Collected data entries
────
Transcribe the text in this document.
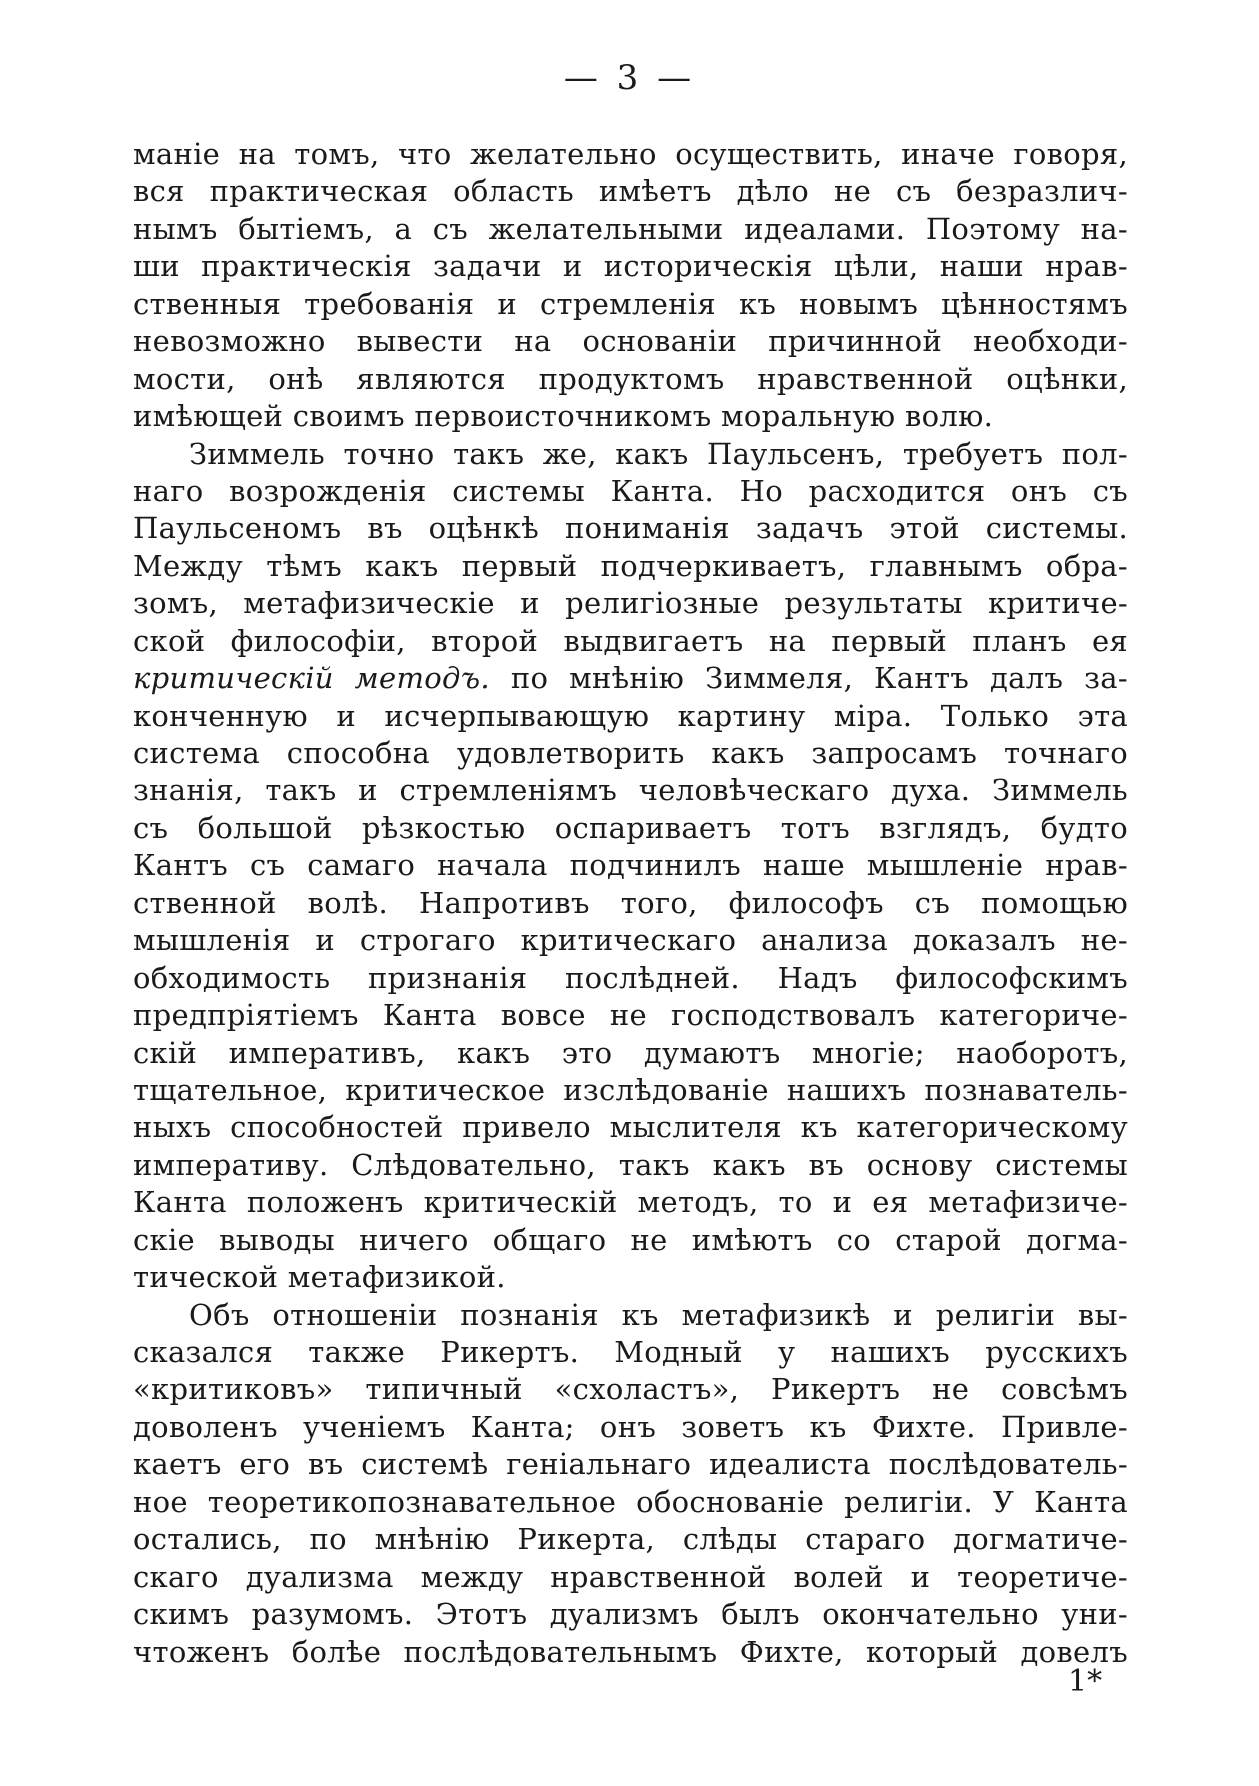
— 3 —
маніе на томъ, что желательно осуществить, иначе говоря,
вся практическая область имѣетъ дѣло не съ безразлич-
нымъ бытіемъ, а съ желательными идеалами. Поэтому на-
ши практическія задачи и историческія цѣли, наши нрав-
ственныя требованія и стремленія къ новымъ цѣнностямъ
невозможно вывести на основаніи причинной необходи-
мости, онѣ являются продуктомъ нравственной оцѣнки,
имѣющей своимъ первоисточникомъ моральную волю.
Зиммель точно такъ же, какъ Паульсенъ, требуетъ пол-
наго возрожденія системы Канта. Но расходится онъ съ
Паульсеномъ въ оцѣнкѣ пониманія задачъ этой системы.
Между тѣмъ какъ первый подчеркиваетъ, главнымъ обра-
зомъ, метафизическіе и религіозные результаты критиче-
ской философіи, второй выдвигаетъ на первый планъ ея
критическій методъ. по мнѣнію Зиммеля, Кантъ далъ за-
конченную и исчерпывающую картину міра. Только эта
система способна удовлетворить какъ запросамъ точнаго
знанія, такъ и стремленіямъ человѣческаго духа. Зиммель
съ большой рѣзкостью оспариваетъ тотъ взглядъ, будто
Кантъ съ самаго начала подчинилъ наше мышленіе нрав-
ственной волѣ. Напротивъ того, философъ съ помощью
мышленія и строгаго критическаго анализа доказалъ не-
обходимость признанія послѣдней. Надъ философскимъ
предпріятіемъ Канта вовсе не господствовалъ категориче-
скій императивъ, какъ это думаютъ многіе; наоборотъ,
тщательное, критическое изслѣдованіе нашихъ познаватель-
ныхъ способностей привело мыслителя къ категорическому
императиву. Слѣдовательно, такъ какъ въ основу системы
Канта положенъ критическій методъ, то и ея метафизиче-
скіе выводы ничего общаго не имѣютъ со старой догма-
тической метафизикой.
Объ отношеніи познанія къ метафизикѣ и религіи вы-
сказался также Рикертъ. Модный у нашихъ русскихъ
«критиковъ» типичный «схоластъ», Рикертъ не совсѣмъ
доволенъ ученіемъ Канта; онъ зоветъ къ Фихте. Привле-
каетъ его въ системѣ геніальнаго идеалиста послѣдователь-
ное теоретикопознавательное обоснованіе религіи. У Канта
остались, по мнѣнію Рикерта, слѣды стараго догматиче-
скаго дуализма между нравственной волей и теоретиче-
скимъ разумомъ. Этотъ дуализмъ былъ окончательно уни-
чтоженъ болѣе послѣдовательнымъ Фихте, который довелъ
1*
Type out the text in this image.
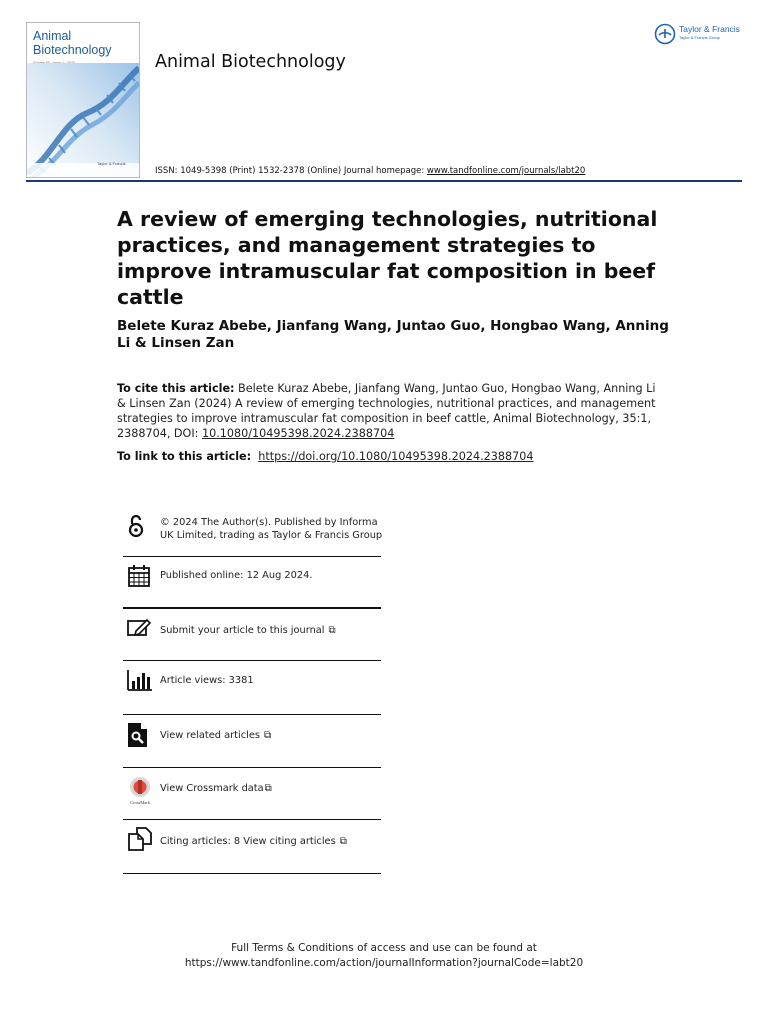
Animal
Biotechnology
Taylor & Francis
Animal Biotechnology
Taylor & Francis
Taylor & Francis Group
ISSN: 1049-5398 (Print) 1532-2378 (Online) Journal homepage: www.tandfonline.com/journals/labt20
A review of emerging technologies, nutritional practices, and management strategies to improve intramuscular fat composition in beef cattle
Belete Kuraz Abebe, Jianfang Wang, Juntao Guo, Hongbao Wang, Anning Li & Linsen Zan
To cite this article: Belete Kuraz Abebe, Jianfang Wang, Juntao Guo, Hongbao Wang, Anning Li & Linsen Zan (2024) A review of emerging technologies, nutritional practices, and management strategies to improve intramuscular fat composition in beef cattle, Animal Biotechnology, 35:1, 2388704, DOI: 10.1080/10495398.2024.2388704
To link to this article: https://doi.org/10.1080/10495398.2024.2388704
© 2024 The Author(s). Published by Informa UK Limited, trading as Taylor & Francis Group
Published online: 12 Aug 2024.
Submit your article to this journal ⧉
Article views: 3381
View related articles ⧉
CrossMark
View Crossmark data⧉
Citing articles: 8 View citing articles ⧉
Full Terms & Conditions of access and use can be found at
https://www.tandfonline.com/action/journalInformation?journalCode=labt20
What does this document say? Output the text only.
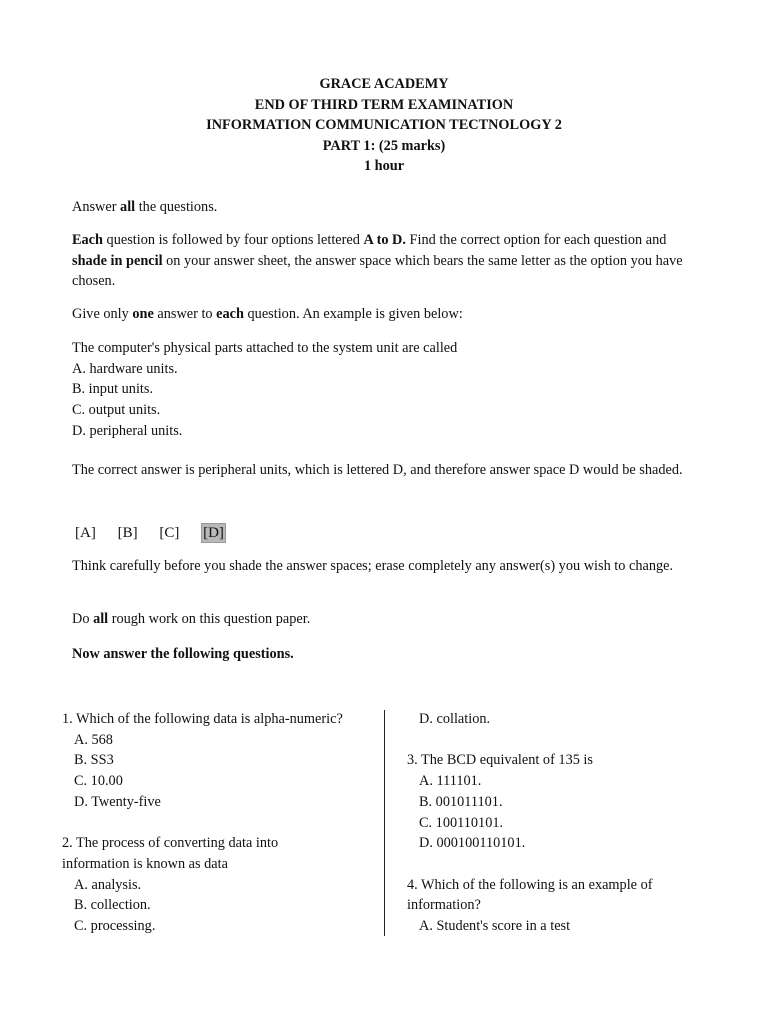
GRACE ACADEMY
END OF THIRD TERM EXAMINATION
INFORMATION COMMUNICATION TECTNOLOGY 2
PART 1: (25 marks)
1 hour
Answer all the questions.
Each question is followed by four options lettered A to D. Find the correct option for each question and shade in pencil on your answer sheet, the answer space which bears the same letter as the option you have chosen.
Give only one answer to each question. An example is given below:
The computer's physical parts attached to the system unit are called
A. hardware units.
B. input units.
C. output units.
D. peripheral units.
The correct answer is peripheral units, which is lettered D, and therefore answer space D would be shaded.
[A] [B] [C] [D]
Think carefully before you shade the answer spaces; erase completely any answer(s) you wish to change.
Do all rough work on this question paper.
Now answer the following questions.
1. Which of the following data is alpha-numeric?
A. 568
B. SS3
C. 10.00
D. Twenty-five
2. The process of converting data into
information is known as data
A. analysis.
B. collection.
C. processing.
D. collation.
3. The BCD equivalent of 135 is
A. 111101.
B. 001011101.
C. 100110101.
D. 000100110101.
4. Which of the following is an example of
information?
A. Student's score in a test
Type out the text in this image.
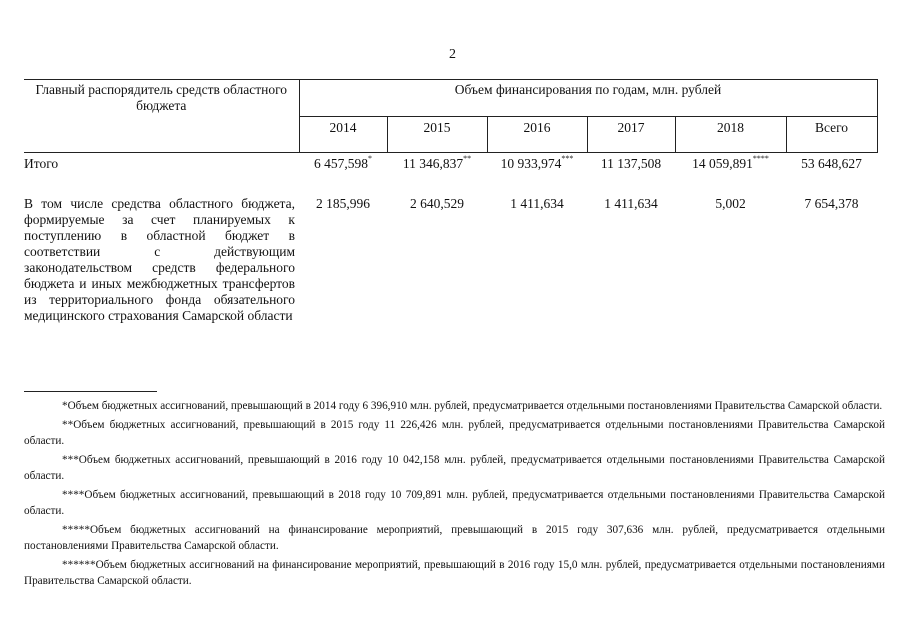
2
Главный распорядитель средств областного бюджета	Объем финансирования по годам, млн. рублей					
	2014	2015	2016	2017	2018	Всего
Итого	6 457,598*	11 346,837**	10 933,974***	11 137,508	14 059,891****	53 648,627
В том числе средства областного бюджета, формируемые за счет планируемых к поступлению в областной бюджет в соответствии с действующим законодательством средств федерального бюджета и иных межбюджетных трансфертов из территориального фонда обязательного медицинского страхования Самарской области	2 185,996	2 640,529	1 411,634	1 411,634	5,002	7 654,378

*Объем бюджетных ассигнований, превышающий в 2014 году 6 396,910 млн. рублей, предусматривается отдельными постановлениями Правительства Самарской области.

**Объем бюджетных ассигнований, превышающий в 2015 году 11 226,426 млн. рублей, предусматривается отдельными постановлениями Правительства Самарской области.

***Объем бюджетных ассигнований, превышающий в 2016 году 10 042,158 млн. рублей, предусматривается отдельными постановлениями Правительства Самарской области.

****Объем бюджетных ассигнований, превышающий в 2018 году 10 709,891 млн. рублей, предусматривается отдельными постановлениями Правительства Самарской области.

*****Объем бюджетных ассигнований на финансирование мероприятий, превышающий в 2015 году 307,636 млн. рублей, предусматривается отдельными постановлениями Правительства Самарской области.

******Объем бюджетных ассигнований на финансирование мероприятий, превышающий в 2016 году 15,0 млн. рублей, предусматривается отдельными постановлениями Правительства Самарской области.
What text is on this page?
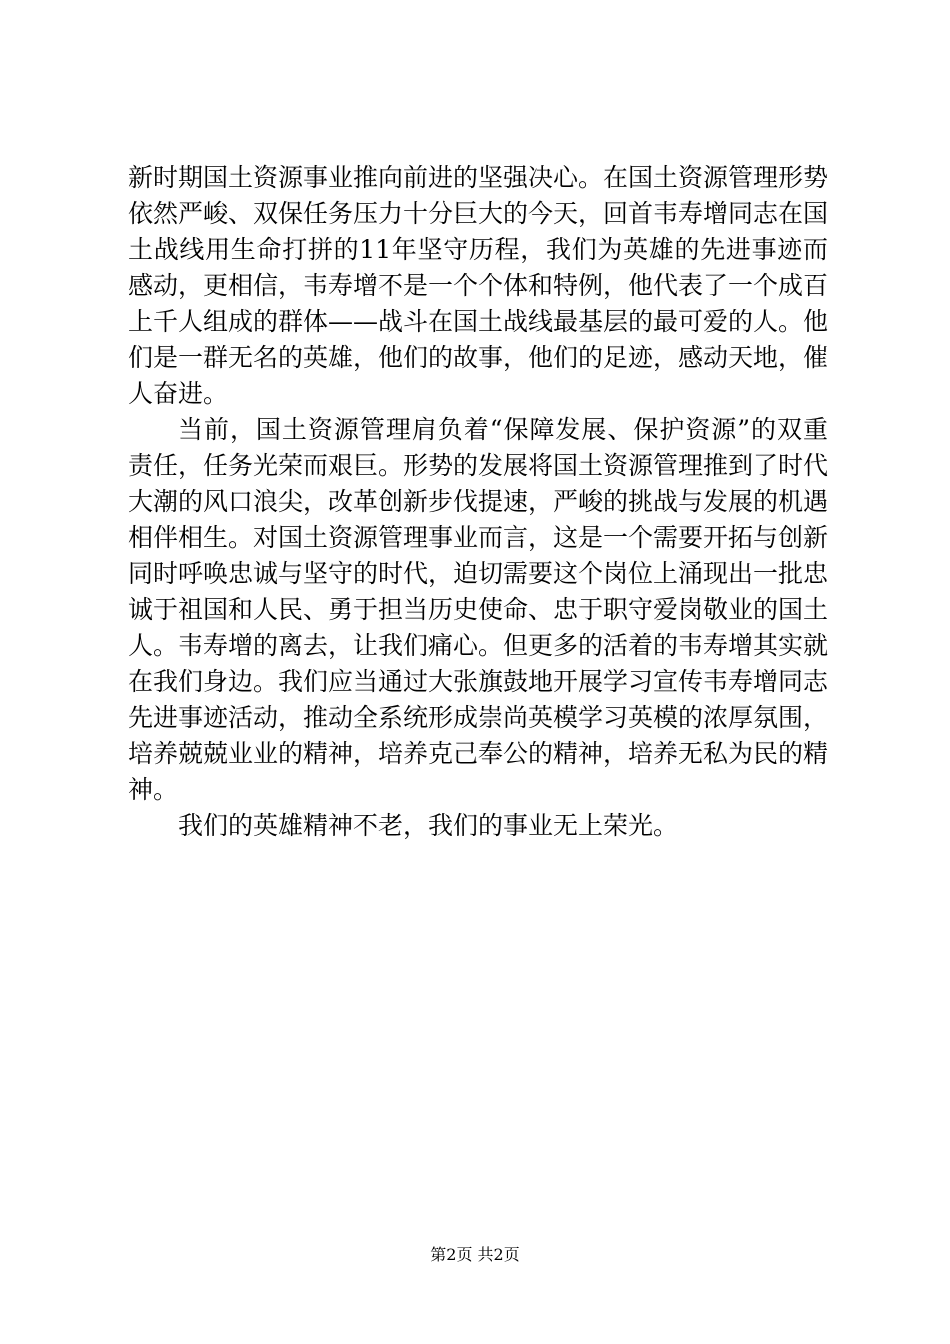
新时期国土资源事业推向前进的坚强决心。在国土资源管理形势依然严峻、双保任务压力十分巨大的今天，回首韦寿增同志在国土战线用生命打拼的11年坚守历程，我们为英雄的先进事迹而感动，更相信，韦寿增不是一个个体和特例，他代表了一个成百上千人组成的群体——战斗在国土战线最基层的最可爱的人。他们是一群无名的英雄，他们的故事，他们的足迹，感动天地，催人奋进。

当前，国土资源管理肩负着“保障发展、保护资源”的双重责任，任务光荣而艰巨。形势的发展将国土资源管理推到了时代大潮的风口浪尖，改革创新步伐提速，严峻的挑战与发展的机遇相伴相生。对国土资源管理事业而言，这是一个需要开拓与创新同时呼唤忠诚与坚守的时代，迫切需要这个岗位上涌现出一批忠诚于祖国和人民、勇于担当历史使命、忠于职守爱岗敬业的国土人。韦寿增的离去，让我们痛心。但更多的活着的韦寿增其实就在我们身边。我们应当通过大张旗鼓地开展学习宣传韦寿增同志先进事迹活动，推动全系统形成崇尚英模学习英模的浓厚氛围，培养兢兢业业的精神，培养克己奉公的精神，培养无私为民的精神。

我们的英雄精神不老，我们的事业无上荣光。

第2页 共2页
────
__DIRECTIONS__:
For the listing above, identify each line bearing "превышающий".

__SOLUTION TO THE PROBLEM__:
*Объем бюджетных ассигнований, превышающий в 2014 году 6 396,910 млн. рублей, предусматривается отдельными постановлениями Правительства Самарской области.
**Объем бюджетных ассигнований, превышающий в 2015 году 11 226,426 млн. рублей, предусматривается отдельными постановлениями Правительства Самарской области.
***Объем бюджетных ассигнований, превышающий в 2016 году 10 042,158 млн. рублей, предусматривается отдельными постановлениями Правительства Самарской области.
****Объем бюджетных ассигнований, превышающий в 2018 году 10 709,891 млн. рублей, предусматривается отдельными постановлениями Правительства Самарской области.
*****Объем бюджетных ассигнований на финансирование мероприятий, превышающий в 2015 году 307,636 млн. рублей, предусматривается отдельными постановлениями Правительства Самарской области.
******Объем бюджетных ассигнований на финансирование мероприятий, превышающий в 2016 году 15,0 млн. рублей, предусматривается отдельными постановлениями Правительства Самарской области.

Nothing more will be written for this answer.